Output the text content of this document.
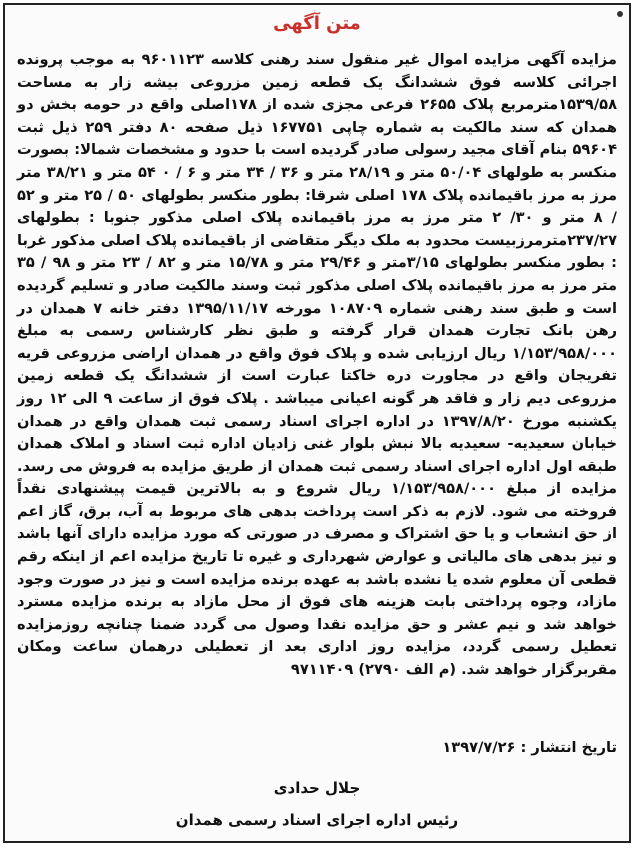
متن آگهی

مزایده آگهی مزایده اموال غیر منقول سند رهنی کلاسه ۹۶۰۱۱۲۳ به موجب پرونده اجرائی کلاسه فوق ششدانگ یک قطعه زمین مزروعی بیشه زار به مساحت ۱۵۳۹/۵۸مترمربع پلاک ۲۶۵۵ فرعی مجزی شده از ۱۷۸اصلی واقع در حومه بخش دو همدان که سند مالکیت به شماره چاپی ۱۶۷۷۵۱ ذیل صفحه ۸۰ دفتر ۲۵۹ ذیل ثبت ۵۹۶۰۴ بنام آقای مجید رسولی صادر گردیده است با حدود و مشخصات شمالا: بصورت منکسر به طولهای ۵۰/۰۴ متر و ۲۸/۱۹ متر و ۳۶ / ۳۴ متر و ۶ / ۰ ۵۴ متر و ۳۸/۲۱ متر مرز به مرز باقیمانده پلاک ۱۷۸ اصلی شرقا: بطور منکسر بطولهای ۵۰ / ۲۵ متر و ۵۲ / ۸ متر و ۳۰/ ۲ متر مرز به مرز باقیمانده پلاک اصلی مذکور جنوبا : بطولهای ۲۳۷/۲۷مترمرزبیست محدود به ملک دیگر متقاضی از باقیمانده پلاک اصلی مذکور غربا : بطور منکسر بطولهای ۳/۱۵متر و ۲۹/۴۶ متر و ۱۵/۷۸ متر و ۸۲ / ۲۳ متر و ۹۸ / ۳۵ متر مرز به مرز باقیمانده پلاک اصلی مذکور ثبت وسند مالکیت صادر و تسلیم گردیده است و طبق سند رهنی شماره ۱۰۸۷۰۹ مورخه ۱۳۹۵/۱۱/۱۷ دفتر خانه ۷ همدان در رهن بانک تجارت همدان قرار گرفته و طبق نظر کارشناس رسمی به مبلغ ۱/۱۵۳/۹۵۸/۰۰۰ ریال ارزیابی شده و پلاک فوق واقع در همدان اراضی مزروعی قریه تفریجان واقع در مجاورت دره خاکتا عبارت است از ششدانگ یک قطعه زمین مزروعی دیم زار و فاقد هر گونه اعیانی میباشد . پلاک فوق از ساعت ۹ الی ۱۲ روز یکشنبه مورخ ۱۳۹۷/۸/۲۰ در اداره اجرای اسناد رسمی ثبت همدان واقع در همدان خیابان سعیدیه- سعیدیه بالا نبش بلوار غنی زادیان اداره ثبت اسناد و املاک همدان طبقه اول اداره اجرای اسناد رسمی ثبت همدان از طریق مزایده به فروش می رسد. مزایده از مبلغ ۱/۱۵۳/۹۵۸/۰۰۰ ریال شروع و به بالاترین قیمت پیشنهادی نقداً فروخته می شود. لازم به ذکر است پرداخت بدهی های مربوط به آب، برق، گاز اعم از حق انشعاب و یا حق اشتراک و مصرف در صورتی که مورد مزایده دارای آنها باشد و نیز بدهی های مالیاتی و عوارض شهرداری و غیره تا تاریخ مزایده اعم از اینکه رقم قطعی آن معلوم شده یا نشده باشد به عهده برنده مزایده است و نیز در صورت وجود مازاد، وجوه پرداختی بابت هزینه های فوق از محل مازاد به برنده مزایده مسترد خواهد شد و نیم عشر و حق مزایده نقدا وصول می گردد ضمنا چنانچه روزمزایده تعطیل رسمی گردد، مزایده روز اداری بعد از تعطیلی درهمان ساعت ومکان مقربرگزار خواهد شد. (م الف ۲۷۹۰) ۹۷۱۱۴۰۹

تاریخ انتشار : ۱۳۹۷/۷/۲۶
جلال حدادی
رئیس اداره اجرای اسناد رسمی همدان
====
**Instructions to follow**. Omit the pictures and restate the rest of the records verbatim.

**Solution to this exercise**.
Output the text content of this document.
متن آگهی

مزایده آگهی مزایده اموال غیر منقول سند رهنی کلاسه ۹۶۰۱۱۲۳ به موجب پرونده اجرائی کلاسه فوق ششدانگ یک قطعه زمین مزروعی بیشه زار به مساحت ۱۵۳۹/۵۸مترمربع پلاک ۲۶۵۵ فرعی مجزی شده از ۱۷۸اصلی واقع در حومه بخش دو همدان که سند مالکیت به شماره چاپی ۱۶۷۷۵۱ ذیل صفحه ۸۰ دفتر ۲۵۹ ذیل ثبت ۵۹۶۰۴ بنام آقای مجید رسولی صادر گردیده است با حدود و مشخصات شمالا: بصورت منکسر به طولهای ۵۰/۰۴ متر و ۲۸/۱۹ متر و ۳۶ / ۳۴ متر و ۶ / ۰ ۵۴ متر و ۳۸/۲۱ متر مرز به مرز باقیمانده پلاک ۱۷۸ اصلی شرقا: بطور منکسر بطولهای ۵۰ / ۲۵ متر و ۵۲ / ۸ متر و ۳۰/ ۲ متر مرز به مرز باقیمانده پلاک اصلی مذکور جنوبا : بطولهای ۲۳۷/۲۷مترمرزبیست محدود به ملک دیگر متقاضی از باقیمانده پلاک اصلی مذکور غربا : بطور منکسر بطولهای ۳/۱۵متر و ۲۹/۴۶ متر و ۱۵/۷۸ متر و ۸۲ / ۲۳ متر و ۹۸ / ۳۵ متر مرز به مرز باقیمانده پلاک اصلی مذکور ثبت وسند مالکیت صادر و تسلیم گردیده است و طبق سند رهنی شماره ۱۰۸۷۰۹ مورخه ۱۳۹۵/۱۱/۱۷ دفتر خانه ۷ همدان در رهن بانک تجارت همدان قرار گرفته و طبق نظر کارشناس رسمی به مبلغ ۱/۱۵۳/۹۵۸/۰۰۰ ریال ارزیابی شده و پلاک فوق واقع در همدان اراضی مزروعی قریه تفریجان واقع در مجاورت دره خاکتا عبارت است از ششدانگ یک قطعه زمین مزروعی دیم زار و فاقد هر گونه اعیانی میباشد . پلاک فوق از ساعت ۹ الی ۱۲ روز یکشنبه مورخ ۱۳۹۷/۸/۲۰ در اداره اجرای اسناد رسمی ثبت همدان واقع در همدان خیابان سعیدیه- سعیدیه بالا نبش بلوار غنی زادیان اداره ثبت اسناد و املاک همدان طبقه اول اداره اجرای اسناد رسمی ثبت همدان از طریق مزایده به فروش می رسد. مزایده از مبلغ ۱/۱۵۳/۹۵۸/۰۰۰ ریال شروع و به بالاترین قیمت پیشنهادی نقداً فروخته می شود. لازم به ذکر است پرداخت بدهی های مربوط به آب، برق، گاز اعم از حق انشعاب و یا حق اشتراک و مصرف در صورتی که مورد مزایده دارای آنها باشد و نیز بدهی های مالیاتی و عوارض شهرداری و غیره تا تاریخ مزایده اعم از اینکه رقم قطعی آن معلوم شده یا نشده باشد به عهده برنده مزایده است و نیز در صورت وجود مازاد، وجوه پرداختی بابت هزینه های فوق از محل مازاد به برنده مزایده مسترد خواهد شد و نیم عشر و حق مزایده نقدا وصول می گردد ضمنا چنانچه روزمزایده تعطیل رسمی گردد، مزایده روز اداری بعد از تعطیلی درهمان ساعت ومکان مقربرگزار خواهد شد. (م الف ۲۷۹۰) ۹۷۱۱۴۰۹

تاریخ انتشار : ۱۳۹۷/۷/۲۶
جلال حدادی
رئیس اداره اجرای اسناد رسمی همدان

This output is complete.